> Description of the task:
Copy out all the entries exactly.
····················
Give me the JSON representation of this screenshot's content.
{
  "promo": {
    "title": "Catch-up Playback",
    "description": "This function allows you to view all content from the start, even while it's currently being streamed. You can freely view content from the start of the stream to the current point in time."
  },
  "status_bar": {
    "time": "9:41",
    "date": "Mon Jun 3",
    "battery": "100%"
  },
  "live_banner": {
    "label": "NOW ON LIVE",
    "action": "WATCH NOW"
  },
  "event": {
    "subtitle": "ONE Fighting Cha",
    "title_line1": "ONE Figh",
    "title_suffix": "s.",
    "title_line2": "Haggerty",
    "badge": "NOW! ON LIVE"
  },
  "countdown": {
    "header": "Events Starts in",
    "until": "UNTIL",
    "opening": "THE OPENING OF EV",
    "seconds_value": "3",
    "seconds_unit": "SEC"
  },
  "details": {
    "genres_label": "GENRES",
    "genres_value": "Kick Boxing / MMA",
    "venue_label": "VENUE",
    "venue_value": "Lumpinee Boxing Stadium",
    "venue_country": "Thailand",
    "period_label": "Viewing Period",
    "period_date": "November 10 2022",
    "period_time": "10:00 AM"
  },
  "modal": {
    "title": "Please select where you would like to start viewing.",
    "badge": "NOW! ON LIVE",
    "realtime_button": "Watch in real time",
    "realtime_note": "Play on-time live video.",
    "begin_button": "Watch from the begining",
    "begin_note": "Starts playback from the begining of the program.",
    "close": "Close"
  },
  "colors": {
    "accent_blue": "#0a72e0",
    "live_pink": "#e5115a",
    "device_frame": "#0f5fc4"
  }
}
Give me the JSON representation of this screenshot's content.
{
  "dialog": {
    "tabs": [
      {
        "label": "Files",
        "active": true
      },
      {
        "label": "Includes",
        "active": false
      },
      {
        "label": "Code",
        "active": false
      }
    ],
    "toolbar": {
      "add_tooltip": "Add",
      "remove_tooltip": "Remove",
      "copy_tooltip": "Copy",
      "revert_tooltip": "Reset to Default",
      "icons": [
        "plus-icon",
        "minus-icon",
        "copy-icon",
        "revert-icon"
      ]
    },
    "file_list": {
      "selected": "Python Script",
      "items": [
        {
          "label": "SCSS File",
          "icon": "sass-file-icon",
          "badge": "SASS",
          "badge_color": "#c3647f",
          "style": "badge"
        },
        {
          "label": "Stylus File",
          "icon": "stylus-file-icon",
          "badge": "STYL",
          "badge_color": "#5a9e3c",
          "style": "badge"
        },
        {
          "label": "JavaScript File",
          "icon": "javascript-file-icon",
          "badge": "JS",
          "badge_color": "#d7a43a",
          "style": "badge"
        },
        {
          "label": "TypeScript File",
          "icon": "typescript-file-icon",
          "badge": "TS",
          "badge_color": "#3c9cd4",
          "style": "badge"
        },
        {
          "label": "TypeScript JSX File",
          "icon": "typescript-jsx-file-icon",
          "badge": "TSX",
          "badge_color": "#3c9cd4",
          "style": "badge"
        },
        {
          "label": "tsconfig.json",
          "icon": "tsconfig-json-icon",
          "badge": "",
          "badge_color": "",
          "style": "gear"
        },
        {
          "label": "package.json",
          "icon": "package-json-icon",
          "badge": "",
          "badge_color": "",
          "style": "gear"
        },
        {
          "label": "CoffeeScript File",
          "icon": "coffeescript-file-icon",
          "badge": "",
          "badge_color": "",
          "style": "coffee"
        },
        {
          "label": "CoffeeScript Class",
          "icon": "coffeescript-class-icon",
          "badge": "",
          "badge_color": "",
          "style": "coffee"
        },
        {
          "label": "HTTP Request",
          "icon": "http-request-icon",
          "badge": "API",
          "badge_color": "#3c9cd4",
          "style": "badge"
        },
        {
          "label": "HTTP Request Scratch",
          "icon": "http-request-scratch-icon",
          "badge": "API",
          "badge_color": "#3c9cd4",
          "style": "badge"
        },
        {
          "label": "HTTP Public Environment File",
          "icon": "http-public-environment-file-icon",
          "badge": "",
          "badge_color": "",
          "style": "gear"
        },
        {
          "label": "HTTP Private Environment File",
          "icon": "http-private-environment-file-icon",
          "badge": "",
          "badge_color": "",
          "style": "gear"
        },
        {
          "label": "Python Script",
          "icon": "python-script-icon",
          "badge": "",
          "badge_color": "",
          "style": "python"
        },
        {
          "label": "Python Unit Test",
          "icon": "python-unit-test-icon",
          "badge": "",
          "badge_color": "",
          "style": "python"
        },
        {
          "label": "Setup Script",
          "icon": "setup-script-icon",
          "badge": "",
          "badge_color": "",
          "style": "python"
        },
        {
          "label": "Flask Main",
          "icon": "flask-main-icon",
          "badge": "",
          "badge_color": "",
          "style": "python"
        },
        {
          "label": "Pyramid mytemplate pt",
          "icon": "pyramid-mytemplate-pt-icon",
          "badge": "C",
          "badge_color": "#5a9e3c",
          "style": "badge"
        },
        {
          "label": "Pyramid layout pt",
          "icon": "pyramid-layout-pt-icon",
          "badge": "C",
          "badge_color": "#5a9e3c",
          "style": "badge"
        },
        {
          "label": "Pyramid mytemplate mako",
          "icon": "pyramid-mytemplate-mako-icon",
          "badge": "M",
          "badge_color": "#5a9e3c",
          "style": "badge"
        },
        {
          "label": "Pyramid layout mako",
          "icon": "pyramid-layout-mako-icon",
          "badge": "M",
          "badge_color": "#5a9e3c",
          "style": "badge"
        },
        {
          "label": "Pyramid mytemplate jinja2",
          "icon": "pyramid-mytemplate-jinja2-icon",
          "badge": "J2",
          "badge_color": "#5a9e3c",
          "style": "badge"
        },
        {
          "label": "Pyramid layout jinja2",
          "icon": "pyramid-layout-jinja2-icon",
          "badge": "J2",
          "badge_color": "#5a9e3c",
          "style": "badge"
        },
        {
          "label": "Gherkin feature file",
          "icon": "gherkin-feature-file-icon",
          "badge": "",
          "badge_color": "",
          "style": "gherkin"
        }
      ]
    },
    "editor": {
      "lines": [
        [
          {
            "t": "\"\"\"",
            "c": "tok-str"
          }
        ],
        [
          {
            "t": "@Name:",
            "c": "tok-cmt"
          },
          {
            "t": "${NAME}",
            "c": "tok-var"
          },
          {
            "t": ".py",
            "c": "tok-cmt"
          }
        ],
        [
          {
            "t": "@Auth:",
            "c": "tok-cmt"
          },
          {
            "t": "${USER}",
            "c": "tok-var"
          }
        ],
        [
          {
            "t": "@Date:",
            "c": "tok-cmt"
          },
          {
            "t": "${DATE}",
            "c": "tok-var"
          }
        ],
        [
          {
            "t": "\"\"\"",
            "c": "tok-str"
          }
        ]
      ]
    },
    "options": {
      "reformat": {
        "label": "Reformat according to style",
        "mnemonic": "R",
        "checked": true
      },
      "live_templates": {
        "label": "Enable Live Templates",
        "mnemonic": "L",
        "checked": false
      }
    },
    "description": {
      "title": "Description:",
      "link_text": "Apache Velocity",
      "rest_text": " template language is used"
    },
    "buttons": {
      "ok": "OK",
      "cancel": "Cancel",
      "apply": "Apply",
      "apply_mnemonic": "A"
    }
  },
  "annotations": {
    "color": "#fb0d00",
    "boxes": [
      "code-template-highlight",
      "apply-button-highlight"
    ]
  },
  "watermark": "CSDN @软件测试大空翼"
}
····················
> Written response:
Give me the JSON representation of this screenshot's content.
{
  "promo": {
    "title": "Catch-up Playback",
    "description": "This function allows you to view all content from the start, even while it's currently being streamed. You can freely view content from the start of the stream to the current point in time."
  },
  "status_bar": {
    "time": "9:41",
    "date": "Mon Jun 3",
    "battery": "100%"
  },
  "live_banner": {
    "label": "NOW ON LIVE",
    "action": "WATCH NOW"
  },
  "event": {
    "subtitle": "ONE Fighting Cha",
    "title_line1": "ONE Figh",
    "title_suffix": "s.",
    "title_line2": "Haggerty",
    "badge": "NOW! ON LIVE"
  },
  "countdown": {
    "header": "Events Starts in",
    "until": "UNTIL",
    "opening": "THE OPENING OF EV",
    "seconds_value": "3",
    "seconds_unit": "SEC"
  },
  "details": {
    "genres_label": "GENRES",
    "genres_value": "Kick Boxing / MMA",
    "venue_label": "VENUE",
    "venue_value": "Lumpinee Boxing Stadium",
    "venue_country": "Thailand",
    "period_label": "Viewing Period",
    "period_date": "November 10 2022",
    "period_time": "10:00 AM"
  },
  "modal": {
    "title": "Please select where you would like to start viewing.",
    "badge": "NOW! ON LIVE",
    "realtime_button": "Watch in real time",
    "realtime_note": "Play on-time live video.",
    "begin_button": "Watch from the begining",
    "begin_note": "Starts playback from the begining of the program.",
    "close": "Close"
  },
  "colors": {
    "accent_blue": "#0a72e0",
    "live_pink": "#e5115a",
    "device_frame": "#0f5fc4"
  }
}
Give me the JSON representation of this screenshot's content.
{
  "dialog": {
    "tabs": [
      {
        "label": "Files",
        "active": true
      },
      {
        "label": "Includes",
        "active": false
      },
      {
        "label": "Code",
        "active": false
      }
    ],
    "toolbar": {
      "add_tooltip": "Add",
      "remove_tooltip": "Remove",
      "copy_tooltip": "Copy",
      "revert_tooltip": "Reset to Default",
      "icons": [
        "plus-icon",
        "minus-icon",
        "copy-icon",
        "revert-icon"
      ]
    },
    "file_list": {
      "selected": "Python Script",
      "items": [
        {
          "label": "SCSS File",
          "icon": "sass-file-icon",
          "badge": "SASS",
          "badge_color": "#c3647f",
          "style": "badge"
        },
        {
          "label": "Stylus File",
          "icon": "stylus-file-icon",
          "badge": "STYL",
          "badge_color": "#5a9e3c",
          "style": "badge"
        },
        {
          "label": "JavaScript File",
          "icon": "javascript-file-icon",
          "badge": "JS",
          "badge_color": "#d7a43a",
          "style": "badge"
        },
        {
          "label": "TypeScript File",
          "icon": "typescript-file-icon",
          "badge": "TS",
          "badge_color": "#3c9cd4",
          "style": "badge"
        },
        {
          "label": "TypeScript JSX File",
          "icon": "typescript-jsx-file-icon",
          "badge": "TSX",
          "badge_color": "#3c9cd4",
          "style": "badge"
        },
        {
          "label": "tsconfig.json",
          "icon": "tsconfig-json-icon",
          "badge": "",
          "badge_color": "",
          "style": "gear"
        },
        {
          "label": "package.json",
          "icon": "package-json-icon",
          "badge": "",
          "badge_color": "",
          "style": "gear"
        },
        {
          "label": "CoffeeScript File",
          "icon": "coffeescript-file-icon",
          "badge": "",
          "badge_color": "",
          "style": "coffee"
        },
        {
          "label": "CoffeeScript Class",
          "icon": "coffeescript-class-icon",
          "badge": "",
          "badge_color": "",
          "style": "coffee"
        },
        {
          "label": "HTTP Request",
          "icon": "http-request-icon",
          "badge": "API",
          "badge_color": "#3c9cd4",
          "style": "badge"
        },
        {
          "label": "HTTP Request Scratch",
          "icon": "http-request-scratch-icon",
          "badge": "API",
          "badge_color": "#3c9cd4",
          "style": "badge"
        },
        {
          "label": "HTTP Public Environment File",
          "icon": "http-public-environment-file-icon",
          "badge": "",
          "badge_color": "",
          "style": "gear"
        },
        {
          "label": "HTTP Private Environment File",
          "icon": "http-private-environment-file-icon",
          "badge": "",
          "badge_color": "",
          "style": "gear"
        },
        {
          "label": "Python Script",
          "icon": "python-script-icon",
          "badge": "",
          "badge_color": "",
          "style": "python"
        },
        {
          "label": "Python Unit Test",
          "icon": "python-unit-test-icon",
          "badge": "",
          "badge_color": "",
          "style": "python"
        },
        {
          "label": "Setup Script",
          "icon": "setup-script-icon",
          "badge": "",
          "badge_color": "",
          "style": "python"
        },
        {
          "label": "Flask Main",
          "icon": "flask-main-icon",
          "badge": "",
          "badge_color": "",
          "style": "python"
        },
        {
          "label": "Pyramid mytemplate pt",
          "icon": "pyramid-mytemplate-pt-icon",
          "badge": "C",
          "badge_color": "#5a9e3c",
          "style": "badge"
        },
        {
          "label": "Pyramid layout pt",
          "icon": "pyramid-layout-pt-icon",
          "badge": "C",
          "badge_color": "#5a9e3c",
          "style": "badge"
        },
        {
          "label": "Pyramid mytemplate mako",
          "icon": "pyramid-mytemplate-mako-icon",
          "badge": "M",
          "badge_color": "#5a9e3c",
          "style": "badge"
        },
        {
          "label": "Pyramid layout mako",
          "icon": "pyramid-layout-mako-icon",
          "badge": "M",
          "badge_color": "#5a9e3c",
          "style": "badge"
        },
        {
          "label": "Pyramid mytemplate jinja2",
          "icon": "pyramid-mytemplate-jinja2-icon",
          "badge": "J2",
          "badge_color": "#5a9e3c",
          "style": "badge"
        },
        {
          "label": "Pyramid layout jinja2",
          "icon": "pyramid-layout-jinja2-icon",
          "badge": "J2",
          "badge_color": "#5a9e3c",
          "style": "badge"
        },
        {
          "label": "Gherkin feature file",
          "icon": "gherkin-feature-file-icon",
          "badge": "",
          "badge_color": "",
          "style": "gherkin"
        }
      ]
    },
    "editor": {
      "lines": [
        [
          {
            "t": "\"\"\"",
            "c": "tok-str"
          }
        ],
        [
          {
            "t": "@Name:",
            "c": "tok-cmt"
          },
          {
            "t": "${NAME}",
            "c": "tok-var"
          },
          {
            "t": ".py",
            "c": "tok-cmt"
          }
        ],
        [
          {
            "t": "@Auth:",
            "c": "tok-cmt"
          },
          {
            "t": "${USER}",
            "c": "tok-var"
          }
        ],
        [
          {
            "t": "@Date:",
            "c": "tok-cmt"
          },
          {
            "t": "${DATE}",
            "c": "tok-var"
          }
        ],
        [
          {
            "t": "\"\"\"",
            "c": "tok-str"
          }
        ]
      ]
    },
    "options": {
      "reformat": {
        "label": "Reformat according to style",
        "mnemonic": "R",
        "checked": true
      },
      "live_templates": {
        "label": "Enable Live Templates",
        "mnemonic": "L",
        "checked": false
      }
    },
    "description": {
      "title": "Description:",
      "link_text": "Apache Velocity",
      "rest_text": " template language is used"
    },
    "buttons": {
      "ok": "OK",
      "cancel": "Cancel",
      "apply": "Apply",
      "apply_mnemonic": "A"
    }
  },
  "annotations": {
    "color": "#fb0d00",
    "boxes": [
      "code-template-highlight",
      "apply-button-highlight"
    ]
  },
  "watermark": "CSDN @软件测试大空翼"
}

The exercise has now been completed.